■ **SUPPLIED RECORDS**:
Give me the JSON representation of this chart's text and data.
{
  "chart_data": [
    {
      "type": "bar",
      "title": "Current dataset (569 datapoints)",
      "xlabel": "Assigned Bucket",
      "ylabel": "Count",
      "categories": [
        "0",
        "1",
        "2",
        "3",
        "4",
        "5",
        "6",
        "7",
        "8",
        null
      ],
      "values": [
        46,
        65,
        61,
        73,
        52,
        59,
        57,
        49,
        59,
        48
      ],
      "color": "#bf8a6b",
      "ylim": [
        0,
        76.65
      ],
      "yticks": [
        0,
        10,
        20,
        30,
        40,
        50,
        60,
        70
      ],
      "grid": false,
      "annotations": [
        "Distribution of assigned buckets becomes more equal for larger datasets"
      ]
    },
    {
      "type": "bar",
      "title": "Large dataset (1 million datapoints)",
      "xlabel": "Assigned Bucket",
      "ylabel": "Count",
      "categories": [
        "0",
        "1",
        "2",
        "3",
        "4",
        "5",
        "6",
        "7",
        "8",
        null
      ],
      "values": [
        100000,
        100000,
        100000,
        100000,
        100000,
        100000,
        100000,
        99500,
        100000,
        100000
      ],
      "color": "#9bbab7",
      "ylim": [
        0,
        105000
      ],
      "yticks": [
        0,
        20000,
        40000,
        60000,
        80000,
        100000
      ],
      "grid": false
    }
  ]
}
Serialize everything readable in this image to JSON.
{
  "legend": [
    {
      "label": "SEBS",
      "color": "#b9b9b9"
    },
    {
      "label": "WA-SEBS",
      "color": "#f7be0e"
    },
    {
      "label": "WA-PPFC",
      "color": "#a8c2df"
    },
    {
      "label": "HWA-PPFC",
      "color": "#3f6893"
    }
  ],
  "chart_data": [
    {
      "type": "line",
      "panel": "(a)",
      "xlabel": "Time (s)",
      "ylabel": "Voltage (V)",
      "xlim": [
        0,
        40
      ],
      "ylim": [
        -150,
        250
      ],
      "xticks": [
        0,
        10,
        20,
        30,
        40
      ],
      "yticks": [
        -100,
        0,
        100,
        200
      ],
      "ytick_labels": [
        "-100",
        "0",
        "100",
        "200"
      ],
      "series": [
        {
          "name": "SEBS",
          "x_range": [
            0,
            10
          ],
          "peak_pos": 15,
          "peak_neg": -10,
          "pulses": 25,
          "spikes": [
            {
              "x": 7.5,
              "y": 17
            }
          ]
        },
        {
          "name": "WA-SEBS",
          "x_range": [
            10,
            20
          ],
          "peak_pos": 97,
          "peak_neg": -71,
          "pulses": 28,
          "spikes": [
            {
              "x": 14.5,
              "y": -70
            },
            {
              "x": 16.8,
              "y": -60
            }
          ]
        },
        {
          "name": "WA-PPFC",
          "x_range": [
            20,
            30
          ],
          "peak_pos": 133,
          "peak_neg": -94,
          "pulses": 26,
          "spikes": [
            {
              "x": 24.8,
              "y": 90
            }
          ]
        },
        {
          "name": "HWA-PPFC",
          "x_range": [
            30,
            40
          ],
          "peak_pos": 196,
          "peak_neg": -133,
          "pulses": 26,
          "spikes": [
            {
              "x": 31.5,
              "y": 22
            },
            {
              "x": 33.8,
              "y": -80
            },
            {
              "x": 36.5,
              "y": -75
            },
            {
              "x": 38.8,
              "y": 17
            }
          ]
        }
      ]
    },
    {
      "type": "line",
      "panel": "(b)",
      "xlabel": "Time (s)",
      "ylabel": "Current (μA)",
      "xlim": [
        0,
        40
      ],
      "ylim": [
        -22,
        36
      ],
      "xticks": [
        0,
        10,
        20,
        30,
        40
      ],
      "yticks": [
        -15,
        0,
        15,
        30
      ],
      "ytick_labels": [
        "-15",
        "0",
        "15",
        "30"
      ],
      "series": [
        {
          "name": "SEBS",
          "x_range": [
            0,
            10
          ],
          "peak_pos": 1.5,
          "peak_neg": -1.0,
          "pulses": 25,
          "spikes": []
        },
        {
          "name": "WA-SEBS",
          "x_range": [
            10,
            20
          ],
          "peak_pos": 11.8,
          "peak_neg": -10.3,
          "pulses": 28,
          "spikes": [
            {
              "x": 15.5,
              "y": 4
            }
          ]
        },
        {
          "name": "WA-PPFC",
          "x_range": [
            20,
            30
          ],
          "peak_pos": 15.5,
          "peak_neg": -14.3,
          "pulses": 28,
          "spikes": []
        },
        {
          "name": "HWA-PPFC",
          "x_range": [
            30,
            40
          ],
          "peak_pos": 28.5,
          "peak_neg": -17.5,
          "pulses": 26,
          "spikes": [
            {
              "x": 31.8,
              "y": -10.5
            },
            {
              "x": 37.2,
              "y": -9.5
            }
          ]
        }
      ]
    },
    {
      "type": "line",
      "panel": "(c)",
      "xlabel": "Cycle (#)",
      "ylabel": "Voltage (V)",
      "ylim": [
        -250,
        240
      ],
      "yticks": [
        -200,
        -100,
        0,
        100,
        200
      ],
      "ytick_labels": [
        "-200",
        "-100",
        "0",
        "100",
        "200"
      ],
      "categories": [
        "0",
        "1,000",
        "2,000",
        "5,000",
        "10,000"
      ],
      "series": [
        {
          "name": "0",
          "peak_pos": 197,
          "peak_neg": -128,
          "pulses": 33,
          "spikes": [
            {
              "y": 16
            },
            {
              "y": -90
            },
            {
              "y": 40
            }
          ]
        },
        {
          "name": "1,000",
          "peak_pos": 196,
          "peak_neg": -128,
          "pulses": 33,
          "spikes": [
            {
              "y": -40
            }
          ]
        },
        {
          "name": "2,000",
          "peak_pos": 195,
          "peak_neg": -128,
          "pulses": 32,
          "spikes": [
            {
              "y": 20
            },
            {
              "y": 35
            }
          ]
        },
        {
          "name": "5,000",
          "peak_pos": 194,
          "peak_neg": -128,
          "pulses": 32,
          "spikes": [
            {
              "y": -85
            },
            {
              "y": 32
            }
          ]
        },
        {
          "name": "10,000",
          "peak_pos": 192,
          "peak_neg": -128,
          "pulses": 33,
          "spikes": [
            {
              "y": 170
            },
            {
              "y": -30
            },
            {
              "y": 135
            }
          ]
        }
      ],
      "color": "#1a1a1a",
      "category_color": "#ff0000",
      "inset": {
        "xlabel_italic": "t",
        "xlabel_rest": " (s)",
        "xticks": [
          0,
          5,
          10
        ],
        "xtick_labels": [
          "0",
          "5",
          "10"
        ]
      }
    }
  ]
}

■ **INSTRUCTION**: Restate the records, all of them, precisely as written.

■ **SOLUTION TO THE EXERCISE**:
Give me the JSON representation of this chart's text and data.
{
  "chart_data": [
    {
      "type": "bar",
      "title": "Current dataset (569 datapoints)",
      "xlabel": "Assigned Bucket",
      "ylabel": "Count",
      "categories": [
        "0",
        "1",
        "2",
        "3",
        "4",
        "5",
        "6",
        "7",
        "8",
        null
      ],
      "values": [
        46,
        65,
        61,
        73,
        52,
        59,
        57,
        49,
        59,
        48
      ],
      "color": "#bf8a6b",
      "ylim": [
        0,
        76.65
      ],
      "yticks": [
        0,
        10,
        20,
        30,
        40,
        50,
        60,
        70
      ],
      "grid": false,
      "annotations": [
        "Distribution of assigned buckets becomes more equal for larger datasets"
      ]
    },
    {
      "type": "bar",
      "title": "Large dataset (1 million datapoints)",
      "xlabel": "Assigned Bucket",
      "ylabel": "Count",
      "categories": [
        "0",
        "1",
        "2",
        "3",
        "4",
        "5",
        "6",
        "7",
        "8",
        null
      ],
      "values": [
        100000,
        100000,
        100000,
        100000,
        100000,
        100000,
        100000,
        99500,
        100000,
        100000
      ],
      "color": "#9bbab7",
      "ylim": [
        0,
        105000
      ],
      "yticks": [
        0,
        20000,
        40000,
        60000,
        80000,
        100000
      ],
      "grid": false
    }
  ]
}
Serialize everything readable in this image to JSON.
{
  "legend": [
    {
      "label": "SEBS",
      "color": "#b9b9b9"
    },
    {
      "label": "WA-SEBS",
      "color": "#f7be0e"
    },
    {
      "label": "WA-PPFC",
      "color": "#a8c2df"
    },
    {
      "label": "HWA-PPFC",
      "color": "#3f6893"
    }
  ],
  "chart_data": [
    {
      "type": "line",
      "panel": "(a)",
      "xlabel": "Time (s)",
      "ylabel": "Voltage (V)",
      "xlim": [
        0,
        40
      ],
      "ylim": [
        -150,
        250
      ],
      "xticks": [
        0,
        10,
        20,
        30,
        40
      ],
      "yticks": [
        -100,
        0,
        100,
        200
      ],
      "ytick_labels": [
        "-100",
        "0",
        "100",
        "200"
      ],
      "series": [
        {
          "name": "SEBS",
          "x_range": [
            0,
            10
          ],
          "peak_pos": 15,
          "peak_neg": -10,
          "pulses": 25,
          "spikes": [
            {
              "x": 7.5,
              "y": 17
            }
          ]
        },
        {
          "name": "WA-SEBS",
          "x_range": [
            10,
            20
          ],
          "peak_pos": 97,
          "peak_neg": -71,
          "pulses": 28,
          "spikes": [
            {
              "x": 14.5,
              "y": -70
            },
            {
              "x": 16.8,
              "y": -60
            }
          ]
        },
        {
          "name": "WA-PPFC",
          "x_range": [
            20,
            30
          ],
          "peak_pos": 133,
          "peak_neg": -94,
          "pulses": 26,
          "spikes": [
            {
              "x": 24.8,
              "y": 90
            }
          ]
        },
        {
          "name": "HWA-PPFC",
          "x_range": [
            30,
            40
          ],
          "peak_pos": 196,
          "peak_neg": -133,
          "pulses": 26,
          "spikes": [
            {
              "x": 31.5,
              "y": 22
            },
            {
              "x": 33.8,
              "y": -80
            },
            {
              "x": 36.5,
              "y": -75
            },
            {
              "x": 38.8,
              "y": 17
            }
          ]
        }
      ]
    },
    {
      "type": "line",
      "panel": "(b)",
      "xlabel": "Time (s)",
      "ylabel": "Current (μA)",
      "xlim": [
        0,
        40
      ],
      "ylim": [
        -22,
        36
      ],
      "xticks": [
        0,
        10,
        20,
        30,
        40
      ],
      "yticks": [
        -15,
        0,
        15,
        30
      ],
      "ytick_labels": [
        "-15",
        "0",
        "15",
        "30"
      ],
      "series": [
        {
          "name": "SEBS",
          "x_range": [
            0,
            10
          ],
          "peak_pos": 1.5,
          "peak_neg": -1.0,
          "pulses": 25,
          "spikes": []
        },
        {
          "name": "WA-SEBS",
          "x_range": [
            10,
            20
          ],
          "peak_pos": 11.8,
          "peak_neg": -10.3,
          "pulses": 28,
          "spikes": [
            {
              "x": 15.5,
              "y": 4
            }
          ]
        },
        {
          "name": "WA-PPFC",
          "x_range": [
            20,
            30
          ],
          "peak_pos": 15.5,
          "peak_neg": -14.3,
          "pulses": 28,
          "spikes": []
        },
        {
          "name": "HWA-PPFC",
          "x_range": [
            30,
            40
          ],
          "peak_pos": 28.5,
          "peak_neg": -17.5,
          "pulses": 26,
          "spikes": [
            {
              "x": 31.8,
              "y": -10.5
            },
            {
              "x": 37.2,
              "y": -9.5
            }
          ]
        }
      ]
    },
    {
      "type": "line",
      "panel": "(c)",
      "xlabel": "Cycle (#)",
      "ylabel": "Voltage (V)",
      "ylim": [
        -250,
        240
      ],
      "yticks": [
        -200,
        -100,
        0,
        100,
        200
      ],
      "ytick_labels": [
        "-200",
        "-100",
        "0",
        "100",
        "200"
      ],
      "categories": [
        "0",
        "1,000",
        "2,000",
        "5,000",
        "10,000"
      ],
      "series": [
        {
          "name": "0",
          "peak_pos": 197,
          "peak_neg": -128,
          "pulses": 33,
          "spikes": [
            {
              "y": 16
            },
            {
              "y": -90
            },
            {
              "y": 40
            }
          ]
        },
        {
          "name": "1,000",
          "peak_pos": 196,
          "peak_neg": -128,
          "pulses": 33,
          "spikes": [
            {
              "y": -40
            }
          ]
        },
        {
          "name": "2,000",
          "peak_pos": 195,
          "peak_neg": -128,
          "pulses": 32,
          "spikes": [
            {
              "y": 20
            },
            {
              "y": 35
            }
          ]
        },
        {
          "name": "5,000",
          "peak_pos": 194,
          "peak_neg": -128,
          "pulses": 32,
          "spikes": [
            {
              "y": -85
            },
            {
              "y": 32
            }
          ]
        },
        {
          "name": "10,000",
          "peak_pos": 192,
          "peak_neg": -128,
          "pulses": 33,
          "spikes": [
            {
              "y": 170
            },
            {
              "y": -30
            },
            {
              "y": 135
            }
          ]
        }
      ],
      "color": "#1a1a1a",
      "category_color": "#ff0000",
      "inset": {
        "xlabel_italic": "t",
        "xlabel_rest": " (s)",
        "xticks": [
          0,
          5,
          10
        ],
        "xtick_labels": [
          "0",
          "5",
          "10"
        ]
      }
    }
  ]
}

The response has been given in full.